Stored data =
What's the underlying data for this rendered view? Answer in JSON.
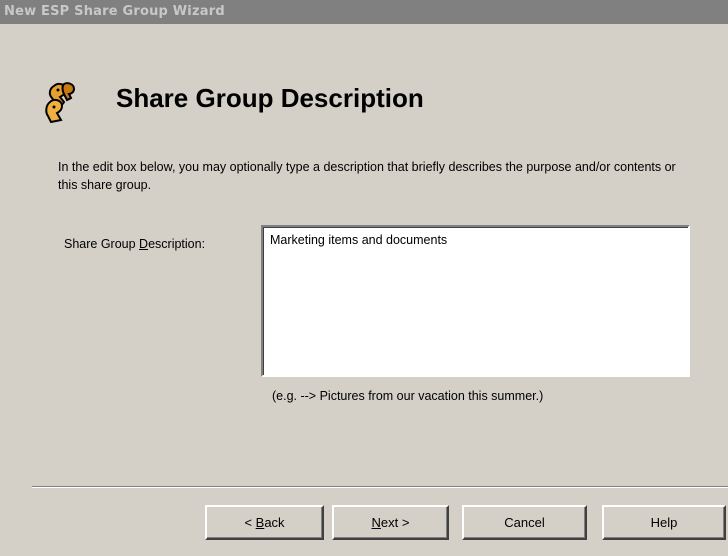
{
  "window": {
    "title": "New ESP Share Group Wizard"
  },
  "page": {
    "icon": "share-group-icon",
    "title": "Share Group Description",
    "description": "In the edit box below, you may optionally type a description that briefly describes the purpose and/or contents or this share group."
  },
  "field": {
    "label_prefix": "Share Group ",
    "label_mnemonic": "D",
    "label_suffix": "escription:",
    "value": "Marketing items and documents",
    "hint": "(e.g. --> Pictures from our vacation this summer.)"
  },
  "buttons": {
    "back": {
      "prefix": "< ",
      "mnemonic": "B",
      "suffix": "ack"
    },
    "next": {
      "prefix": "",
      "mnemonic": "N",
      "suffix": "ext >"
    },
    "cancel": "Cancel",
    "help": "Help"
  },
  "colors": {
    "dialog_bg": "#d4d0c8",
    "titlebar_inactive": "#808080",
    "titlebar_text": "#c8c8c8",
    "icon_fill": "#e6a030",
    "icon_outline": "#000000"
  }
}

Required work = Restate the whole of the material word for word without the pictures.

Exercise response =
What's the underlying data for this rendered view? Answer in JSON.
{
  "window": {
    "title": "New ESP Share Group Wizard"
  },
  "page": {
    "icon": "share-group-icon",
    "title": "Share Group Description",
    "description": "In the edit box below, you may optionally type a description that briefly describes the purpose and/or contents or this share group."
  },
  "field": {
    "label_prefix": "Share Group ",
    "label_mnemonic": "D",
    "label_suffix": "escription:",
    "value": "Marketing items and documents",
    "hint": "(e.g. --> Pictures from our vacation this summer.)"
  },
  "buttons": {
    "back": {
      "prefix": "< ",
      "mnemonic": "B",
      "suffix": "ack"
    },
    "next": {
      "prefix": "",
      "mnemonic": "N",
      "suffix": "ext >"
    },
    "cancel": "Cancel",
    "help": "Help"
  },
  "colors": {
    "dialog_bg": "#d4d0c8",
    "titlebar_inactive": "#808080",
    "titlebar_text": "#c8c8c8",
    "icon_fill": "#e6a030",
    "icon_outline": "#000000"
  }
}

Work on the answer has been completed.